**Description of the task**: Transcribe the entries below exactly.
═══
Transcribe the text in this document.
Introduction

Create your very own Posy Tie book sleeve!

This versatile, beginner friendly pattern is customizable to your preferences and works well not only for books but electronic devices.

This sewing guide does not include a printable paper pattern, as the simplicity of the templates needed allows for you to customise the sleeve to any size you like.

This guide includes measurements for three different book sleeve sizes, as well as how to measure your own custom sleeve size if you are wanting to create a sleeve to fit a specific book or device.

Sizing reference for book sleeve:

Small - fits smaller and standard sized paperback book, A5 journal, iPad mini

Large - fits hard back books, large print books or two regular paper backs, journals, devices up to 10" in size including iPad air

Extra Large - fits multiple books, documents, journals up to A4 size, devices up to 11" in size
═══
**Solution for this problem**:
Transcribe the text in this document.
Introduction

Create your very own Posy Tie book sleeve!

This versatile, beginner friendly pattern is customizable to your preferences and works well not only for books but electronic devices.

This sewing guide does not include a printable paper pattern, as the simplicity of the templates needed allows for you to customise the sleeve to any size you like.

This guide includes measurements for three different book sleeve sizes, as well as how to measure your own custom sleeve size if you are wanting to create a sleeve to fit a specific book or device.

Sizing reference for book sleeve:

Small - fits smaller and standard sized paperback book, A5 journal, iPad mini

Large - fits hard back books, large print books or two regular paper backs, journals, devices up to 10" in size including iPad air

Extra Large - fits multiple books, documents, journals up to A4 size, devices up to 11" in size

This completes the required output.